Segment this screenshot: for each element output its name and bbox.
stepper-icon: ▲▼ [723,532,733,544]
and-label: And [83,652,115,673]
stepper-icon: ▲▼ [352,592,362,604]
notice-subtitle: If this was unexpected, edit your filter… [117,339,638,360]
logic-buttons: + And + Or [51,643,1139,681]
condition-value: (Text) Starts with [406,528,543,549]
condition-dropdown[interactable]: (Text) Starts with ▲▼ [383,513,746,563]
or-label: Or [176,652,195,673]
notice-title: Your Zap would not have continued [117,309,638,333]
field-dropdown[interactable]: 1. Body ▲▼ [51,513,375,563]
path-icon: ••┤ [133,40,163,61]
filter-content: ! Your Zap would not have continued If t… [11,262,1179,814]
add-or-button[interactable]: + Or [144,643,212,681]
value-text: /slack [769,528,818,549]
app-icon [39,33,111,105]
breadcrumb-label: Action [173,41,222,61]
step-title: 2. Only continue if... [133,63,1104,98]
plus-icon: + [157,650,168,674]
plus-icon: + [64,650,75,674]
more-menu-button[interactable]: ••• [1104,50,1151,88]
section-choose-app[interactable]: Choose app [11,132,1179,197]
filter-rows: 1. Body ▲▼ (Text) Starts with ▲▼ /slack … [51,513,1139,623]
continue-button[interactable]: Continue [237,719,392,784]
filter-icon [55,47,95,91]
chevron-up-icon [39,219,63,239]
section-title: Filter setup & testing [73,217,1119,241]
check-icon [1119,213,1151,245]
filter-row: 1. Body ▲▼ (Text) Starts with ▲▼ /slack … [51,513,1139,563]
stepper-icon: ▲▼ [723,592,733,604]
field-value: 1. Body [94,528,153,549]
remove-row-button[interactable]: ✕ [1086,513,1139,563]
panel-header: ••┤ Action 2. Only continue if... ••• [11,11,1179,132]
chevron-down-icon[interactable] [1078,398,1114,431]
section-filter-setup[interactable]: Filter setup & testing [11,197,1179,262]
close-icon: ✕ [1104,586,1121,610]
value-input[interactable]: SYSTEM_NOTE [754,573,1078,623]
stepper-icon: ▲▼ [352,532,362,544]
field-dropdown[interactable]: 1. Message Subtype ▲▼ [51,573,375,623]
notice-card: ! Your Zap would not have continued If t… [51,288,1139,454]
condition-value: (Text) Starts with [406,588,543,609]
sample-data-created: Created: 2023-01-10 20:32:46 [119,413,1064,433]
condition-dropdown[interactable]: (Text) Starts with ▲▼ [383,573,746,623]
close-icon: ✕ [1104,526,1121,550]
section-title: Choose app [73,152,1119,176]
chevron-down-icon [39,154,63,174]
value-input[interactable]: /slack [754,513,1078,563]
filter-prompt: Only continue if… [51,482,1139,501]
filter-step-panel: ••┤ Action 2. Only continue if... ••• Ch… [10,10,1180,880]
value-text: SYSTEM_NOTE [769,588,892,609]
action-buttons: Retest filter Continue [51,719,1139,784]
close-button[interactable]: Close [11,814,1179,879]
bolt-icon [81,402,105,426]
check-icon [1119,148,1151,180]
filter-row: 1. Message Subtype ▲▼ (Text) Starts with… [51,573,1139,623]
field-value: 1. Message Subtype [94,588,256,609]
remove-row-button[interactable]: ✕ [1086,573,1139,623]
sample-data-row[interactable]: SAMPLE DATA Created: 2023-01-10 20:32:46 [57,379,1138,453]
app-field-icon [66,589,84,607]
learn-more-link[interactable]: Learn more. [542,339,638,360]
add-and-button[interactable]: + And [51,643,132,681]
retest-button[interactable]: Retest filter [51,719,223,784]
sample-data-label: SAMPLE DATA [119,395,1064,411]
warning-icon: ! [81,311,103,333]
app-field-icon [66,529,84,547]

# [What the task asks]
Return every line of the records above with no changes.

# [Written response]
Segment this screenshot: for each element output its name and bbox.
stepper-icon: ▲▼ [723,532,733,544]
and-label: And [83,652,115,673]
stepper-icon: ▲▼ [352,592,362,604]
notice-subtitle: If this was unexpected, edit your filter… [117,339,638,360]
logic-buttons: + And + Or [51,643,1139,681]
condition-value: (Text) Starts with [406,528,543,549]
condition-dropdown[interactable]: (Text) Starts with ▲▼ [383,513,746,563]
or-label: Or [176,652,195,673]
notice-title: Your Zap would not have continued [117,309,638,333]
field-dropdown[interactable]: 1. Body ▲▼ [51,513,375,563]
path-icon: ••┤ [133,40,163,61]
filter-content: ! Your Zap would not have continued If t… [11,262,1179,814]
add-or-button[interactable]: + Or [144,643,212,681]
value-text: /slack [769,528,818,549]
app-icon [39,33,111,105]
breadcrumb-label: Action [173,41,222,61]
step-title: 2. Only continue if... [133,63,1104,98]
plus-icon: + [157,650,168,674]
plus-icon: + [64,650,75,674]
more-menu-button[interactable]: ••• [1104,50,1151,88]
section-choose-app[interactable]: Choose app [11,132,1179,197]
filter-rows: 1. Body ▲▼ (Text) Starts with ▲▼ /slack … [51,513,1139,623]
continue-button[interactable]: Continue [237,719,392,784]
filter-icon [55,47,95,91]
chevron-up-icon [39,219,63,239]
section-title: Filter setup & testing [73,217,1119,241]
check-icon [1119,213,1151,245]
filter-row: 1. Body ▲▼ (Text) Starts with ▲▼ /slack … [51,513,1139,563]
stepper-icon: ▲▼ [723,592,733,604]
field-value: 1. Body [94,528,153,549]
remove-row-button[interactable]: ✕ [1086,513,1139,563]
panel-header: ••┤ Action 2. Only continue if... ••• [11,11,1179,132]
chevron-down-icon[interactable] [1078,398,1114,431]
section-filter-setup[interactable]: Filter setup & testing [11,197,1179,262]
close-icon: ✕ [1104,586,1121,610]
value-input[interactable]: SYSTEM_NOTE [754,573,1078,623]
stepper-icon: ▲▼ [352,532,362,544]
field-dropdown[interactable]: 1. Message Subtype ▲▼ [51,573,375,623]
notice-card: ! Your Zap would not have continued If t… [51,288,1139,454]
condition-value: (Text) Starts with [406,588,543,609]
sample-data-created: Created: 2023-01-10 20:32:46 [119,413,1064,433]
condition-dropdown[interactable]: (Text) Starts with ▲▼ [383,573,746,623]
close-icon: ✕ [1104,526,1121,550]
section-title: Choose app [73,152,1119,176]
chevron-down-icon [39,154,63,174]
value-input[interactable]: /slack [754,513,1078,563]
filter-prompt: Only continue if… [51,482,1139,501]
filter-step-panel: ••┤ Action 2. Only continue if... ••• Ch… [10,10,1180,880]
value-text: SYSTEM_NOTE [769,588,892,609]
action-buttons: Retest filter Continue [51,719,1139,784]
close-button[interactable]: Close [11,814,1179,879]
bolt-icon [81,402,105,426]
check-icon [1119,148,1151,180]
filter-row: 1. Message Subtype ▲▼ (Text) Starts with… [51,573,1139,623]
field-value: 1. Message Subtype [94,588,256,609]
remove-row-button[interactable]: ✕ [1086,573,1139,623]
sample-data-row[interactable]: SAMPLE DATA Created: 2023-01-10 20:32:46 [57,379,1138,453]
app-field-icon [66,589,84,607]
learn-more-link[interactable]: Learn more. [542,339,638,360]
add-and-button[interactable]: + And [51,643,132,681]
retest-button[interactable]: Retest filter [51,719,223,784]
sample-data-label: SAMPLE DATA [119,395,1064,411]
warning-icon: ! [81,311,103,333]
app-field-icon [66,529,84,547]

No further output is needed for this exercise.